- [STATED TASK]: Make an exact transcription of the material, leaving out all images.
/---
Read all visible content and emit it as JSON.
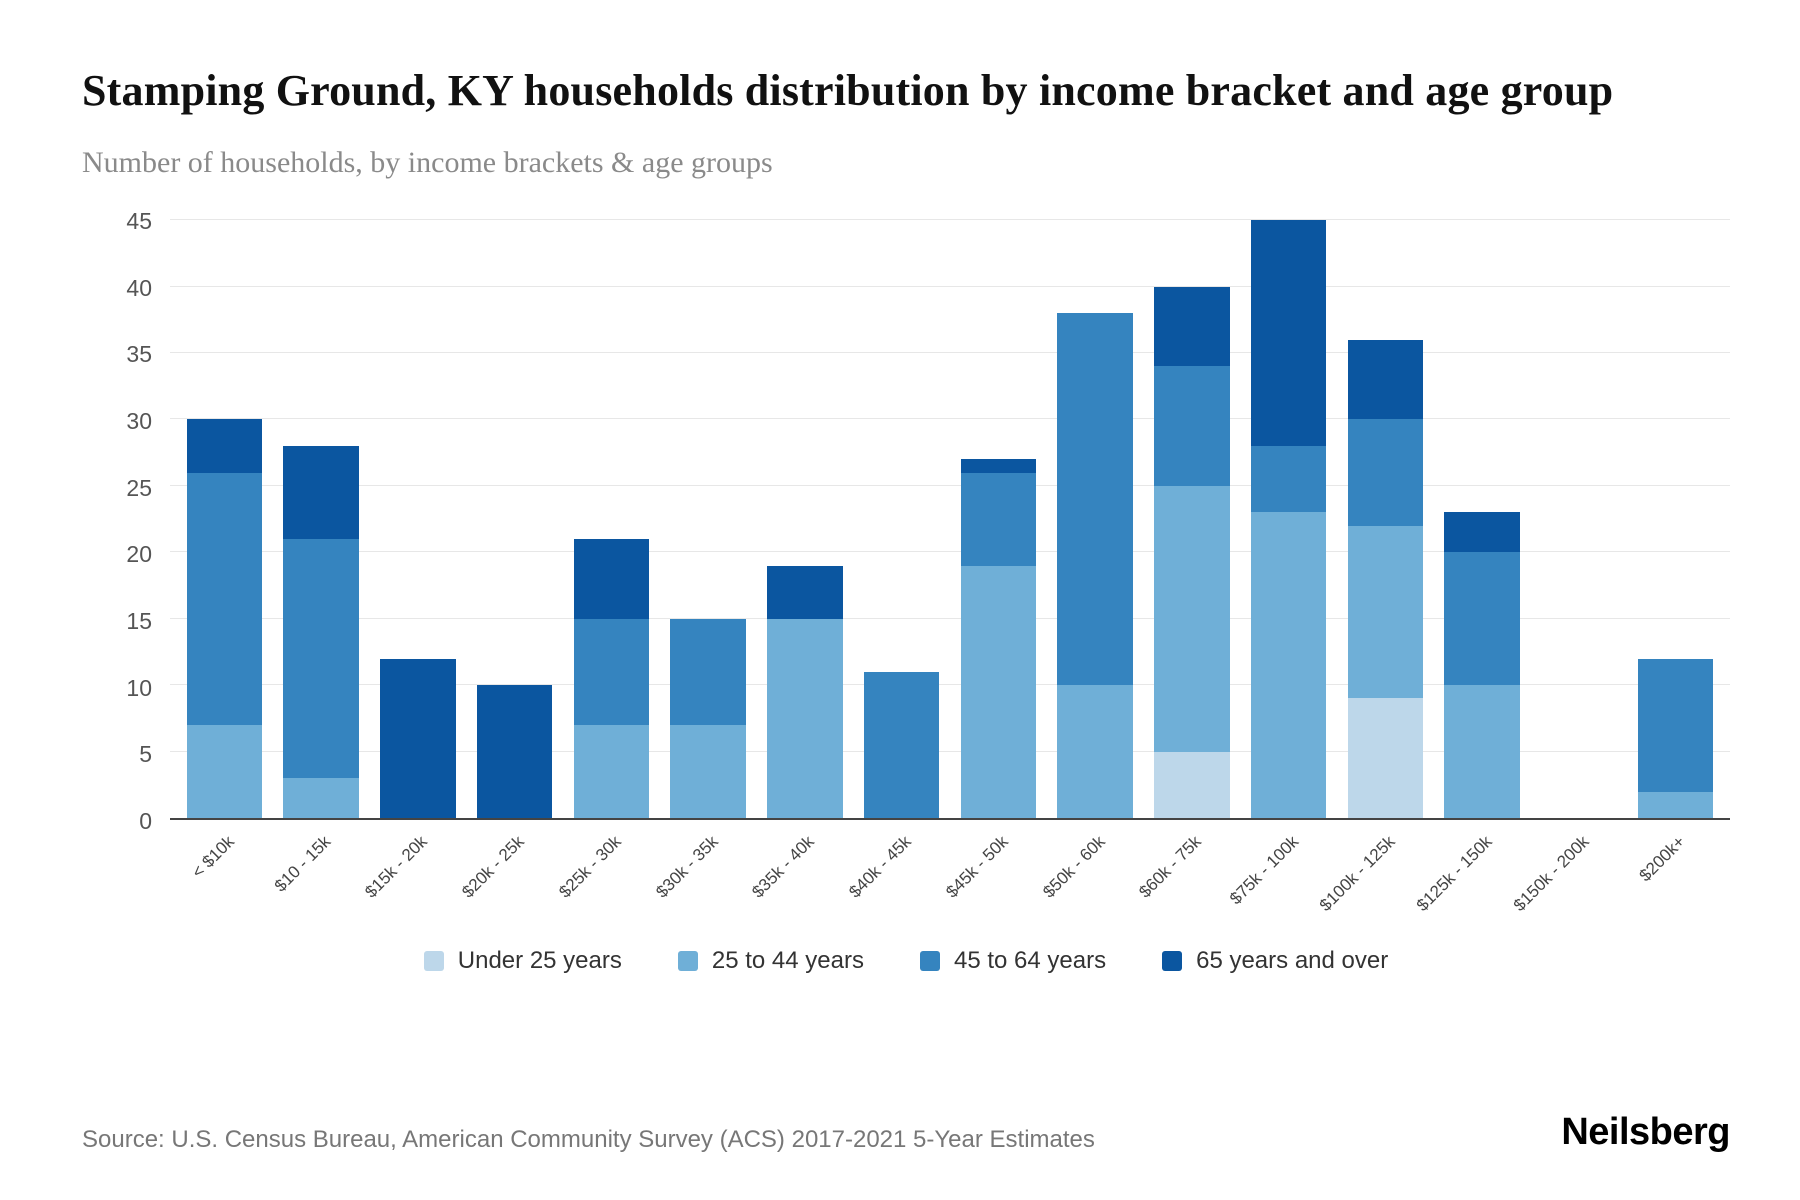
{
  "header": {
    "title": "Stamping Ground, KY households distribution by income bracket and age group",
    "subtitle": "Number of households, by income brackets & age groups"
  },
  "chart_data": {
    "type": "bar",
    "stacked": true,
    "title": "Stamping Ground, KY households distribution by income bracket and age group",
    "subtitle": "Number of households, by income brackets & age groups",
    "xlabel": "",
    "ylabel": "",
    "ylim": [
      0,
      45
    ],
    "yticks": [
      0,
      5,
      10,
      15,
      20,
      25,
      30,
      35,
      40,
      45
    ],
    "grid": true,
    "legend_position": "bottom",
    "categories": [
      "< $10k",
      "$10 - 15k",
      "$15k - 20k",
      "$20k - 25k",
      "$25k - 30k",
      "$30k - 35k",
      "$35k - 40k",
      "$40k - 45k",
      "$45k - 50k",
      "$50k - 60k",
      "$60k - 75k",
      "$75k - 100k",
      "$100k - 125k",
      "$125k - 150k",
      "$150k - 200k",
      "$200k+"
    ],
    "series": [
      {
        "name": "Under 25 years",
        "color": "#bdd7ea",
        "values": [
          0,
          0,
          0,
          0,
          0,
          0,
          0,
          0,
          0,
          0,
          5,
          0,
          9,
          0,
          0,
          0
        ]
      },
      {
        "name": "25 to 44 years",
        "color": "#6fafd7",
        "values": [
          7,
          3,
          0,
          0,
          7,
          7,
          15,
          0,
          19,
          10,
          20,
          23,
          13,
          10,
          0,
          2
        ]
      },
      {
        "name": "45 to 64 years",
        "color": "#3584bf",
        "values": [
          19,
          18,
          0,
          0,
          8,
          8,
          0,
          11,
          7,
          28,
          9,
          5,
          8,
          10,
          0,
          10
        ]
      },
      {
        "name": "65 years and over",
        "color": "#0b56a0",
        "values": [
          4,
          7,
          12,
          10,
          6,
          0,
          4,
          0,
          1,
          0,
          6,
          17,
          6,
          3,
          0,
          0
        ]
      }
    ]
  },
  "footer": {
    "source": "Source: U.S. Census Bureau, American Community Survey (ACS) 2017-2021 5-Year Estimates",
    "brand": "Neilsberg"
  }
}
\---
- [SOLUTION TO THE PROBLEM]:
Read all visible content and emit it as JSON.
{
  "header": {
    "title": "Stamping Ground, KY households distribution by income bracket and age group",
    "subtitle": "Number of households, by income brackets & age groups"
  },
  "chart_data": {
    "type": "bar",
    "stacked": true,
    "title": "Stamping Ground, KY households distribution by income bracket and age group",
    "subtitle": "Number of households, by income brackets & age groups",
    "xlabel": "",
    "ylabel": "",
    "ylim": [
      0,
      45
    ],
    "yticks": [
      0,
      5,
      10,
      15,
      20,
      25,
      30,
      35,
      40,
      45
    ],
    "grid": true,
    "legend_position": "bottom",
    "categories": [
      "< $10k",
      "$10 - 15k",
      "$15k - 20k",
      "$20k - 25k",
      "$25k - 30k",
      "$30k - 35k",
      "$35k - 40k",
      "$40k - 45k",
      "$45k - 50k",
      "$50k - 60k",
      "$60k - 75k",
      "$75k - 100k",
      "$100k - 125k",
      "$125k - 150k",
      "$150k - 200k",
      "$200k+"
    ],
    "series": [
      {
        "name": "Under 25 years",
        "color": "#bdd7ea",
        "values": [
          0,
          0,
          0,
          0,
          0,
          0,
          0,
          0,
          0,
          0,
          5,
          0,
          9,
          0,
          0,
          0
        ]
      },
      {
        "name": "25 to 44 years",
        "color": "#6fafd7",
        "values": [
          7,
          3,
          0,
          0,
          7,
          7,
          15,
          0,
          19,
          10,
          20,
          23,
          13,
          10,
          0,
          2
        ]
      },
      {
        "name": "45 to 64 years",
        "color": "#3584bf",
        "values": [
          19,
          18,
          0,
          0,
          8,
          8,
          0,
          11,
          7,
          28,
          9,
          5,
          8,
          10,
          0,
          10
        ]
      },
      {
        "name": "65 years and over",
        "color": "#0b56a0",
        "values": [
          4,
          7,
          12,
          10,
          6,
          0,
          4,
          0,
          1,
          0,
          6,
          17,
          6,
          3,
          0,
          0
        ]
      }
    ]
  },
  "footer": {
    "source": "Source: U.S. Census Bureau, American Community Survey (ACS) 2017-2021 5-Year Estimates",
    "brand": "Neilsberg"
  }
}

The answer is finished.